Entries taken from a collection
........

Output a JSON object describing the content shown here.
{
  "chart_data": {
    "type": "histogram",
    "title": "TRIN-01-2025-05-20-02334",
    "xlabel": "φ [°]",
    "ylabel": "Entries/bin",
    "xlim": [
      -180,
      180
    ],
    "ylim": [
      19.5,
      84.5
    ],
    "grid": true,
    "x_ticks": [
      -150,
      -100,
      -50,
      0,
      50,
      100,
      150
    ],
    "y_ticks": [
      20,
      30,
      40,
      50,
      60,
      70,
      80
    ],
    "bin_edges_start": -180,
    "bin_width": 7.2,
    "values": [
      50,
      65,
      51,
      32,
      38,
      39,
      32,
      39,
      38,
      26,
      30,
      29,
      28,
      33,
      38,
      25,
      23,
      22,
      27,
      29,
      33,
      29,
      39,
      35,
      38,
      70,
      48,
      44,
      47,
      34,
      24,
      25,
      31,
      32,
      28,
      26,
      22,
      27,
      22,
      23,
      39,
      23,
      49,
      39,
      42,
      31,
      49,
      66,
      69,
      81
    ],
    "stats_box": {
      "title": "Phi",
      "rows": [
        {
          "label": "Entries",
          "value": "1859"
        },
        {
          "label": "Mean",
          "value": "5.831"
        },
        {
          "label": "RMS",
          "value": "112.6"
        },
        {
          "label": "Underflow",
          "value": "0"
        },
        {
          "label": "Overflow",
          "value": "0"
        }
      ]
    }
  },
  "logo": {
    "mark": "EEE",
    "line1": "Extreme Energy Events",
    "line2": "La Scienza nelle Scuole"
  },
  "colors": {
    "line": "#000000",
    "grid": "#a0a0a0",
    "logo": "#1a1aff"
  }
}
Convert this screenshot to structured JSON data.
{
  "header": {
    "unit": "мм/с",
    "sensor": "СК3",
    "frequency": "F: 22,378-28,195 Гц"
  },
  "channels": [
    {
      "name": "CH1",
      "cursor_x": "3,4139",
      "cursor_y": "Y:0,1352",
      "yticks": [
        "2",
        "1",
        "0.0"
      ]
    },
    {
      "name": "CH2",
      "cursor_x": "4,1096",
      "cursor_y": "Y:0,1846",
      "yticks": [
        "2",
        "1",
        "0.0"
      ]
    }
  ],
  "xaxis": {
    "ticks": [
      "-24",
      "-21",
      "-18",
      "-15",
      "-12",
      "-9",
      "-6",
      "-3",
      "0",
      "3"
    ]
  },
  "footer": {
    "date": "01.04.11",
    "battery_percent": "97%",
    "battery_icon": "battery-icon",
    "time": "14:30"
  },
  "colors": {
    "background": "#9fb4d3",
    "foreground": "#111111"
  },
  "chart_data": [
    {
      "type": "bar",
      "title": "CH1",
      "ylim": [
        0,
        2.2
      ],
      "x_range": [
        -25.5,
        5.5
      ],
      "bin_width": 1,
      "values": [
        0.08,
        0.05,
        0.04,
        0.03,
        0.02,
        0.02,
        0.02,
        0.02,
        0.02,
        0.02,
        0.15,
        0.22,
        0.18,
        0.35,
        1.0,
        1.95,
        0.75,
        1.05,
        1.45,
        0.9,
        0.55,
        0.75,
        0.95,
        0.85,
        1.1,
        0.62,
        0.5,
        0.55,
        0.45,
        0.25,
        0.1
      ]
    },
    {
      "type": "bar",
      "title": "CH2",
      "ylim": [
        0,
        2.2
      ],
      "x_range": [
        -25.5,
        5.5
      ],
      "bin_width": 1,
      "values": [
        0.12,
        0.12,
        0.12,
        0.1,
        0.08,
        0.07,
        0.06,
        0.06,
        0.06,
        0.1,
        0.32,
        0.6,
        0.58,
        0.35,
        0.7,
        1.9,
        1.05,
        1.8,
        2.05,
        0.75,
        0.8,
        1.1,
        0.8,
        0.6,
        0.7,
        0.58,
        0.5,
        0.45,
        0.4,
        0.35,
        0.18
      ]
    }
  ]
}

........

▶ [WHAT NEEDS TO BE DONE]
Retype all of the material, keeping each line exact.

▶ [ANSWER TO THE TASK]
Output a JSON object describing the content shown here.
{
  "chart_data": {
    "type": "histogram",
    "title": "TRIN-01-2025-05-20-02334",
    "xlabel": "φ [°]",
    "ylabel": "Entries/bin",
    "xlim": [
      -180,
      180
    ],
    "ylim": [
      19.5,
      84.5
    ],
    "grid": true,
    "x_ticks": [
      -150,
      -100,
      -50,
      0,
      50,
      100,
      150
    ],
    "y_ticks": [
      20,
      30,
      40,
      50,
      60,
      70,
      80
    ],
    "bin_edges_start": -180,
    "bin_width": 7.2,
    "values": [
      50,
      65,
      51,
      32,
      38,
      39,
      32,
      39,
      38,
      26,
      30,
      29,
      28,
      33,
      38,
      25,
      23,
      22,
      27,
      29,
      33,
      29,
      39,
      35,
      38,
      70,
      48,
      44,
      47,
      34,
      24,
      25,
      31,
      32,
      28,
      26,
      22,
      27,
      22,
      23,
      39,
      23,
      49,
      39,
      42,
      31,
      49,
      66,
      69,
      81
    ],
    "stats_box": {
      "title": "Phi",
      "rows": [
        {
          "label": "Entries",
          "value": "1859"
        },
        {
          "label": "Mean",
          "value": "5.831"
        },
        {
          "label": "RMS",
          "value": "112.6"
        },
        {
          "label": "Underflow",
          "value": "0"
        },
        {
          "label": "Overflow",
          "value": "0"
        }
      ]
    }
  },
  "logo": {
    "mark": "EEE",
    "line1": "Extreme Energy Events",
    "line2": "La Scienza nelle Scuole"
  },
  "colors": {
    "line": "#000000",
    "grid": "#a0a0a0",
    "logo": "#1a1aff"
  }
}
Convert this screenshot to structured JSON data.
{
  "header": {
    "unit": "мм/с",
    "sensor": "СК3",
    "frequency": "F: 22,378-28,195 Гц"
  },
  "channels": [
    {
      "name": "CH1",
      "cursor_x": "3,4139",
      "cursor_y": "Y:0,1352",
      "yticks": [
        "2",
        "1",
        "0.0"
      ]
    },
    {
      "name": "CH2",
      "cursor_x": "4,1096",
      "cursor_y": "Y:0,1846",
      "yticks": [
        "2",
        "1",
        "0.0"
      ]
    }
  ],
  "xaxis": {
    "ticks": [
      "-24",
      "-21",
      "-18",
      "-15",
      "-12",
      "-9",
      "-6",
      "-3",
      "0",
      "3"
    ]
  },
  "footer": {
    "date": "01.04.11",
    "battery_percent": "97%",
    "battery_icon": "battery-icon",
    "time": "14:30"
  },
  "colors": {
    "background": "#9fb4d3",
    "foreground": "#111111"
  },
  "chart_data": [
    {
      "type": "bar",
      "title": "CH1",
      "ylim": [
        0,
        2.2
      ],
      "x_range": [
        -25.5,
        5.5
      ],
      "bin_width": 1,
      "values": [
        0.08,
        0.05,
        0.04,
        0.03,
        0.02,
        0.02,
        0.02,
        0.02,
        0.02,
        0.02,
        0.15,
        0.22,
        0.18,
        0.35,
        1.0,
        1.95,
        0.75,
        1.05,
        1.45,
        0.9,
        0.55,
        0.75,
        0.95,
        0.85,
        1.1,
        0.62,
        0.5,
        0.55,
        0.45,
        0.25,
        0.1
      ]
    },
    {
      "type": "bar",
      "title": "CH2",
      "ylim": [
        0,
        2.2
      ],
      "x_range": [
        -25.5,
        5.5
      ],
      "bin_width": 1,
      "values": [
        0.12,
        0.12,
        0.12,
        0.1,
        0.08,
        0.07,
        0.06,
        0.06,
        0.06,
        0.1,
        0.32,
        0.6,
        0.58,
        0.35,
        0.7,
        1.9,
        1.05,
        1.8,
        2.05,
        0.75,
        0.8,
        1.1,
        0.8,
        0.6,
        0.7,
        0.58,
        0.5,
        0.45,
        0.4,
        0.35,
        0.18
      ]
    }
  ]
}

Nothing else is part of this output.